> **Brano del documento**
··········
Patologia polmonare
Sabato, 24 Maggio 2014

Lung Cancer Mutation Consortium: modello futuribile o già esportabile nella pratica clinica?

A cura di Massimo Di Maio


Il Lung Cancer Mutation Consortium, collaborazione tra 14 centri statunitensi, puntava alla caratterizzazione molecolare "multiplex" degli adenocarcinomi polmonari, per poi impiegare un trattamento target (nella pratica clinica o in sperimentazione) se disponibile. Pubblicati su JAMA i risultati relativi all'esperienza condotta tra il 2009 ed il 2012.

Kris MG, et al. Using multiplexed assays of oncogenic drivers in lung cancers to select targeted drugs. JAMA. 2014 May 21;311(19):1998-2006.
··········
> **Elenco fornito**

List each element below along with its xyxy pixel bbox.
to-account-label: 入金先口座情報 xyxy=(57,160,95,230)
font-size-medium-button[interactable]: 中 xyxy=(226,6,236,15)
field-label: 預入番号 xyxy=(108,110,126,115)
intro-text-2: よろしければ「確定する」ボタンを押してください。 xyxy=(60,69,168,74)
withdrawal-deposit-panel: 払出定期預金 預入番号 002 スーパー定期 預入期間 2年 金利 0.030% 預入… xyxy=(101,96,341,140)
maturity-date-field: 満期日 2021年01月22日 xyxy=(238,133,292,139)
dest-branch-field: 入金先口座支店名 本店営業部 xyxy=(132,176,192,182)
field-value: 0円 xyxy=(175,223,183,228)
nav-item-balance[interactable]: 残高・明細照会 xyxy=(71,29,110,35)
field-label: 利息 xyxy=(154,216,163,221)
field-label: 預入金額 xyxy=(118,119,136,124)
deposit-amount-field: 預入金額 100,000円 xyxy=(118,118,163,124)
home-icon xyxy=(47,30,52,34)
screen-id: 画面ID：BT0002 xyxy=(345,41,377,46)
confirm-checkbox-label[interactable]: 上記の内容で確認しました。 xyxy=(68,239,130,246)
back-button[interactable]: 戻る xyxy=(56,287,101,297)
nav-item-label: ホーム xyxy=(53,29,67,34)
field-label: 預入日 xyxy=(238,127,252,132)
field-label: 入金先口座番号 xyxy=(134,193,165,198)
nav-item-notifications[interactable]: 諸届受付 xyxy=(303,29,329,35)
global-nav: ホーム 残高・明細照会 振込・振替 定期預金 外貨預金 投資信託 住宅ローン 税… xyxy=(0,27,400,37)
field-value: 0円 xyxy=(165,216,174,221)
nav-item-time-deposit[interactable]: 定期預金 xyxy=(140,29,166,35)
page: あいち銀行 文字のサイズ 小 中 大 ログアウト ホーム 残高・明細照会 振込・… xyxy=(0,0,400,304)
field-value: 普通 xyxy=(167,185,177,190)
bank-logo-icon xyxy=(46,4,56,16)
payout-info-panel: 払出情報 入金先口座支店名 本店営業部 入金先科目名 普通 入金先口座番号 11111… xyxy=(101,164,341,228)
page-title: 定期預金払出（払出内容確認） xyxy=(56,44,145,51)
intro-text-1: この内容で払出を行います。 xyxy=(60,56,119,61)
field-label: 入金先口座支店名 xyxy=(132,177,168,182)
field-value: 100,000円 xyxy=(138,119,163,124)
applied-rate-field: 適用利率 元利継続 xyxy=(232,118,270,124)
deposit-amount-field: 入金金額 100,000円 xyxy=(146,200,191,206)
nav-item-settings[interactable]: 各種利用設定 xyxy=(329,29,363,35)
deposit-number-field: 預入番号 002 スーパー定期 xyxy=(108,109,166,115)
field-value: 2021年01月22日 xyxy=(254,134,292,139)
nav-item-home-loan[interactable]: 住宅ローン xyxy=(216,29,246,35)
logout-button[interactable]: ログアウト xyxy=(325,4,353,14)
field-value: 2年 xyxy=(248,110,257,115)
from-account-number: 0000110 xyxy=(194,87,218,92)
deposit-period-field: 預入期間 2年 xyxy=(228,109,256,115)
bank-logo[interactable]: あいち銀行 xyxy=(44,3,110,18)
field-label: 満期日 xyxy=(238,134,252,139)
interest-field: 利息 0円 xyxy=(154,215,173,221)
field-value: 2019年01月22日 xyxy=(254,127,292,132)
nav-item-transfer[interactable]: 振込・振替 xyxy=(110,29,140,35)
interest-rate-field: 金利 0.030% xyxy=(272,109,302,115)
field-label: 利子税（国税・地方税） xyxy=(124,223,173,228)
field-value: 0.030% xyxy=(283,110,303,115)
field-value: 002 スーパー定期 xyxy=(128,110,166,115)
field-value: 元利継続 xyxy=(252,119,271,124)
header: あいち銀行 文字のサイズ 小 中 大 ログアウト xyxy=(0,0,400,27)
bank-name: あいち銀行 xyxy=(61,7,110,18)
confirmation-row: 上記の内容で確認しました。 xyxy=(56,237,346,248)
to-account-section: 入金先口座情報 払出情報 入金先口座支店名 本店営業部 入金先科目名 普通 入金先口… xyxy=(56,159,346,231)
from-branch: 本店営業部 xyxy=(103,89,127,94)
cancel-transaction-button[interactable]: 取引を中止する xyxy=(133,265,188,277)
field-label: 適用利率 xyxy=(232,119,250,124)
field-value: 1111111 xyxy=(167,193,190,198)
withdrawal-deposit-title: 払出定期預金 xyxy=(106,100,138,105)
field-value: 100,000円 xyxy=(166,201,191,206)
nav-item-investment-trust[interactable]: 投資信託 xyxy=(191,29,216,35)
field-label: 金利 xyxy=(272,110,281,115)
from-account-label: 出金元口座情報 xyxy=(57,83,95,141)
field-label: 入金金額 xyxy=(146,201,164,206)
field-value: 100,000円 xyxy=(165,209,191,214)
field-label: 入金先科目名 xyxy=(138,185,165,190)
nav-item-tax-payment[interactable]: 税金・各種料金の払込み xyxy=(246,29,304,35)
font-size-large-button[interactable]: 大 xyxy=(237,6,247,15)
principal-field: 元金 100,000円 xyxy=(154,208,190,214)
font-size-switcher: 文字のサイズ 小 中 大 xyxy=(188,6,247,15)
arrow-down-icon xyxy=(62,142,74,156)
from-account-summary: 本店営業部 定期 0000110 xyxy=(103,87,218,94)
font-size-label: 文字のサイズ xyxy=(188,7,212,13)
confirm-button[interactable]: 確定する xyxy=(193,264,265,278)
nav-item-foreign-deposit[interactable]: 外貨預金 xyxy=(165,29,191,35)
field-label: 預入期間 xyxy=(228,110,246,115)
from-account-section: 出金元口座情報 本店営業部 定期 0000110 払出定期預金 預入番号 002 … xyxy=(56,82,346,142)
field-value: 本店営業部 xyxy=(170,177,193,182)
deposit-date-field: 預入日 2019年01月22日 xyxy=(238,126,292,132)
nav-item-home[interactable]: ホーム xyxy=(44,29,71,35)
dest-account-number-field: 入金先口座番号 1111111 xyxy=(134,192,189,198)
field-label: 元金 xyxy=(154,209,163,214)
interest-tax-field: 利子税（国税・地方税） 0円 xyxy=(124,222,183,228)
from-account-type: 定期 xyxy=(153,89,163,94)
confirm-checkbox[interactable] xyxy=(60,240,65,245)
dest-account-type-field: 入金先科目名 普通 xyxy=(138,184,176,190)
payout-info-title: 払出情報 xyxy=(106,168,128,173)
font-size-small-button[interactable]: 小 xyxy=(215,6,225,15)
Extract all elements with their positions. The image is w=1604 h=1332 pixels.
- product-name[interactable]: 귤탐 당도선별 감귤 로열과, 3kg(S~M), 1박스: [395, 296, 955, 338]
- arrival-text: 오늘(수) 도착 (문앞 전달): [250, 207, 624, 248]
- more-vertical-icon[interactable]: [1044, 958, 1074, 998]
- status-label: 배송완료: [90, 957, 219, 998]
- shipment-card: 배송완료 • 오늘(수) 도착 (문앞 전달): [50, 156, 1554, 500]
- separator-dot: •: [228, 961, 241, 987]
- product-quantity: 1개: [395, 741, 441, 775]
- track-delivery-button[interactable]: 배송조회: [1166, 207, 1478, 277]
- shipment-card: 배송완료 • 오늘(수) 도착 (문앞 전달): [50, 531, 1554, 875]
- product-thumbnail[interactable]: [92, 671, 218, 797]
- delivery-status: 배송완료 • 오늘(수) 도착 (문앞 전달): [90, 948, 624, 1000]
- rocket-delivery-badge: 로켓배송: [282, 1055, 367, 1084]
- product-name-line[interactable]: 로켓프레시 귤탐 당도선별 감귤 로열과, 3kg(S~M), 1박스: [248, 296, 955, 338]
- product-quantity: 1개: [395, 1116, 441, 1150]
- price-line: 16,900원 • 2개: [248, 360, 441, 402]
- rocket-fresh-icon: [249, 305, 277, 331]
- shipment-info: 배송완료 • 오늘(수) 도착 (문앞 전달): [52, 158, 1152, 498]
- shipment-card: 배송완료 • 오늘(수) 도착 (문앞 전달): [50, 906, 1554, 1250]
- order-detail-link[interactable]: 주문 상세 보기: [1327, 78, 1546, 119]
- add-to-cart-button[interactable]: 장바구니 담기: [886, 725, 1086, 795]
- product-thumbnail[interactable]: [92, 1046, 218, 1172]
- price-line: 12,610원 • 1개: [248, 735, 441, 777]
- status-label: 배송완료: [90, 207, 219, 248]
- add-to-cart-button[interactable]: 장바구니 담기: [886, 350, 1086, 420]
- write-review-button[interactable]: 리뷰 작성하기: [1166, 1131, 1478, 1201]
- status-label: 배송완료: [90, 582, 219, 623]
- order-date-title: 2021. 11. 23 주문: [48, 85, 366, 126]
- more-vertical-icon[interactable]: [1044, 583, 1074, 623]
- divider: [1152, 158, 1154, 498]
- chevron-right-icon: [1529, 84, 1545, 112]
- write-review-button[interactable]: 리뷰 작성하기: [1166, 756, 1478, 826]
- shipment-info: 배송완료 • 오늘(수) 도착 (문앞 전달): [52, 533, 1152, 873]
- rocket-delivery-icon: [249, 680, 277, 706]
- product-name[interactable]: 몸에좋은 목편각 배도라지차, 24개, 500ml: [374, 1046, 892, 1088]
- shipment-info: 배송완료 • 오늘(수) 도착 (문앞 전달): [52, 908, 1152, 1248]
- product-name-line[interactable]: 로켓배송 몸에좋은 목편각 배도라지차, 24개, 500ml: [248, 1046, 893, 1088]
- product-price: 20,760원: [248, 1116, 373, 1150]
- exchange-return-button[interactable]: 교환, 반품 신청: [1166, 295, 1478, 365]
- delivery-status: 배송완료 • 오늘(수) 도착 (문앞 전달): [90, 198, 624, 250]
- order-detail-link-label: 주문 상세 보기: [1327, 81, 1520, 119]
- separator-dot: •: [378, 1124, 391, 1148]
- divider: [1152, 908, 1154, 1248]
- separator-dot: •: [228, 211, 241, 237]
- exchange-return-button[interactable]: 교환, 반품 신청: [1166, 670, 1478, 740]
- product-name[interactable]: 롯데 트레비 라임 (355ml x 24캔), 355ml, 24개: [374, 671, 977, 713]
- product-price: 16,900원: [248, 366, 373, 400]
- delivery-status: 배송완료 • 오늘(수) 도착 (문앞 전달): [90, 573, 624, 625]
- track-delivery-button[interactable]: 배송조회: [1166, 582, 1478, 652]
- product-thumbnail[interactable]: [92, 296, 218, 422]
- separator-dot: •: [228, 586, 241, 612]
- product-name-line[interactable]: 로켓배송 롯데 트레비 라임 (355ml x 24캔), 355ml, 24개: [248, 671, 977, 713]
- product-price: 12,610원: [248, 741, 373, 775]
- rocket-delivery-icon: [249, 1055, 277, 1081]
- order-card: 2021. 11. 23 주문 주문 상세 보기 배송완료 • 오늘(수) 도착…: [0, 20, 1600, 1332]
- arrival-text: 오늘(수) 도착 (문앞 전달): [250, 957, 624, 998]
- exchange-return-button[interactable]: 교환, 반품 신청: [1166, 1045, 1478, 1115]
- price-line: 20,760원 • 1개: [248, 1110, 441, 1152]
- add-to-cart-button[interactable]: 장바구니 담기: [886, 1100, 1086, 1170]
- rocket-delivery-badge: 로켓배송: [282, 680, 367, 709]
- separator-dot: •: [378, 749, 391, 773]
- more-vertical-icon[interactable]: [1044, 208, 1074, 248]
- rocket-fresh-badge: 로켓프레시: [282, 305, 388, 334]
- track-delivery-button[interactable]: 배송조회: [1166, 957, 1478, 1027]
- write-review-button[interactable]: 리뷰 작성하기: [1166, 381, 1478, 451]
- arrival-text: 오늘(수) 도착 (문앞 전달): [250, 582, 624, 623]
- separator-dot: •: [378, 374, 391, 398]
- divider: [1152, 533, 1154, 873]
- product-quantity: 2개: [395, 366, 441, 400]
··········
> **Consegna 1**
Trascrivi parola per parola il tratto del testo sul Lung Cancer Mutation Consortium che si apre con le parole "Lung Cancer Mutation Consortium: modello" e si chiude con "ed il 2012.".
> **Consegna 2**
Riprendi il testo sul Lung Cancer Mutation Consortium e proseguilo a partire dall'ultima frase riportata.

> **Risposta 1**
Lung Cancer Mutation Consortium: modello futuribile o già esportabile nella pratica clinica?

A cura di Massimo Di Maio


Il Lung Cancer Mutation Consortium, collaborazione tra 14 centri statunitensi, puntava alla caratterizzazione molecolare "multiplex" degli adenocarcinomi polmonari, per poi impiegare un trattamento target (nella pratica clinica o in sperimentazione) se disponibile. Pubblicati su JAMA i risultati relativi all'esperienza condotta tra il 2009 ed il 2012.

> **Risposta 2**
Negli ultimi anni, sono aumentate le conoscenze sulla biologia molecolare dei tumori del polmone (in particolare, degli adenocarcinomi) e sono aumentati i farmaci sviluppati per agire sui "drivers" oncogenici, ovvero sulle alterazioni genomiche critiche per lo sviluppo e la progressione del tumore.

Il Lung Cancer Mutation Consortium, collaborazione tra 14 centri statunitensi, effettuava la caratterizzazione molecolare "multiplex" degli adenocarcinomi polmonari, determinando, a seconda della quantità di tessuto disponibile, da un minimo di 1 a un massimo di 10 diversi potenziali drivers. I risultati della determinazione venivano quindi usati per selezionare trattamenti target, già disponibili nella pratica clinica (come nel caso degli inibitori di EGFR) oppure nell'ambito di sperimentazioni cliniche aperte presso i centri partecipanti.

La pubblicazione di JAMA riprende, con maggiori dettagli, i dati già presentati in passato da Mark Kris al meeting ASCO, descrivendo la sopravvivenza dei pazienti divisi in base alla presenza o assenza di un driver oncogenico identificato, e, nell'ambito dei pazienti con un driver identificato, in base all'aver ricevuto o meno il trattamento con un farmaco target.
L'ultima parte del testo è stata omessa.